(Extracted records)

--------------------

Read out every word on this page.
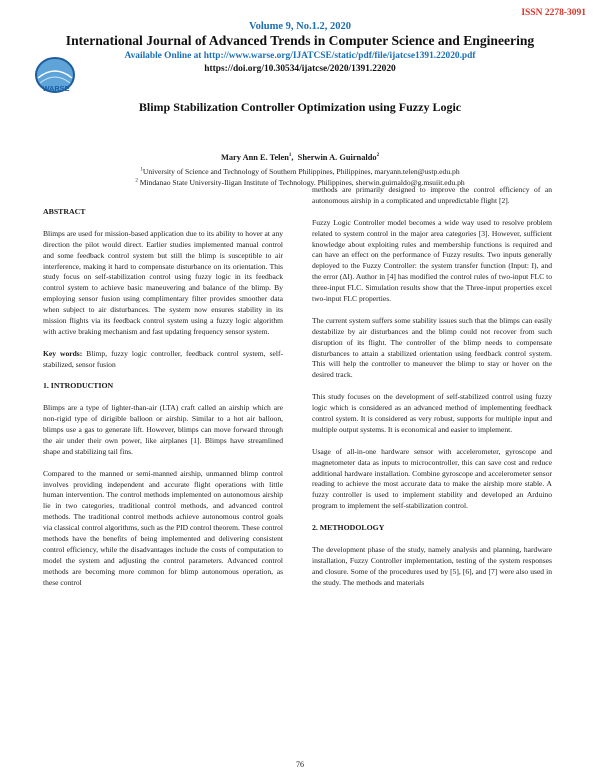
ISSN 2278-3091
Volume 9, No.1.2, 2020
International Journal of Advanced Trends in Computer Science and Engineering
Available Online at http://www.warse.org/IJATCSE/static/pdf/file/ijatcse1391.22020.pdf
https://doi.org/10.30534/ijatcse/2020/1391.22020
WARSE
Blimp Stabilization Controller Optimization using Fuzzy Logic
Mary Ann E. Telen$^1$,  Sherwin A. Guirnaldo$^2$
$^1$University of Science and Technology of Southern Philippines, Philippines, maryann.telen@ustp.edu.ph
$^2$ Mindanao State University-Iligan Institute of Technology. Philippines, sherwin.guirnaldo@g.msuiit.edu.ph
ABSTRACT

Blimps are used for mission-based application due to its ability to hover at any direction the pilot would direct. Earlier studies implemented manual control and some feedback control system but still the blimp is susceptible to air interference, making it hard to compensate disturbance on its orientation. This study focus on self-stabilization control using fuzzy logic in its feedback control system to achieve basic maneuvering and balance of the blimp. By employing sensor fusion using complimentary filter provides smoother data when subject to air disturbances. The system now ensures stability in its mission flights via its feedback control system using a fuzzy logic algorithm with active braking mechanism and fast updating frequency sensor system.

Key words: Blimp, fuzzy logic controller, feedback control system, self-stabilized, sensor fusion

1. INTRODUCTION

Blimps are a type of lighter-than-air (LTA) craft called an airship which are non-rigid type of dirigible balloon or airship. Similar to a hot air balloon, blimps use a gas to generate lift. However, blimps can move forward through the air under their own power, like airplanes [1]. Blimps have streamlined shape and stabilizing tail fins.

Compared to the manned or semi-manned airship, unmanned blimp control involves providing independent and accurate flight operations with little human intervention. The control methods implemented on autonomous airship lie in two categories, traditional control methods, and advanced control methods. The traditional control methods achieve autonomous control goals via classical control algorithms, such as the PID control theorem. These control methods have the benefits of being implemented and delivering consistent control efficiency, while the disadvantages include the costs of computation to model the system and adjusting the control parameters. Advanced control methods are becoming more common for blimp autonomous operation, as these control

methods are primarily designed to improve the control efficiency of an autonomous airship in a complicated and unpredictable flight [2].

Fuzzy Logic Controller model becomes a wide way used to resolve problem related to system control in the major area categories [3]. However, sufficient knowledge about exploiting rules and membership functions is required and can have an effect on the performance of Fuzzy results. Two inputs generally deployed to the Fuzzy Controller: the system transfer function (Input: I), and the error (ΔI). Author in [4] has modified the control rules of two-input FLC to three-input FLC. Simulation results show that the Three-input properties excel two-input FLC properties.

The current system suffers some stability issues such that the blimps can easily destabilize by air disturbances and the blimp could not recover from such disruption of its flight. The controller of the blimp needs to compensate disturbances to attain a stabilized orientation using feedback control system. This will help the controller to maneuver the blimp to stay or hover on the desired track.

This study focuses on the development of self-stabilized control using fuzzy logic which is considered as an advanced method of implementing feedback control system. It is considered as very robust, supports for multiple input and multiple output systems. It is economical and easier to implement.

Usage of all-in-one hardware sensor with accelerometer, gyroscope and magnetometer data as inputs to microcontroller, this can save cost and reduce additional hardware installation. Combine gyroscope and accelerometer sensor reading to achieve the most accurate data to make the airship more stable. A fuzzy controller is used to implement stability and developed an Arduino program to implement the self-stabilization control.

2. METHODOLOGY

The development phase of the study, namely analysis and planning, hardware installation, Fuzzy Controller implementation, testing of the system responses and closure. Some of the procedures used by [5], [6], and [7] were also used in the study. The methods and materials

76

--------------------

Go over the data above and copy every line that has the word "which" in it.

> [Exercise result]:
Blimps are a type of lighter-than-air (LTA) craft called an airship which are non-rigid type of dirigible balloon or airship. Similar to a hot air balloon, blimps use a gas to generate lift. However, blimps can move forward through the air under their own power, like airplanes [1]. Blimps have streamlined shape and stabilizing tail fins.
This study focuses on the development of self-stabilized control using fuzzy logic which is considered as an advanced method of implementing feedback control system. It is considered as very robust, supports for multiple input and multiple output systems. It is economical and easier to implement.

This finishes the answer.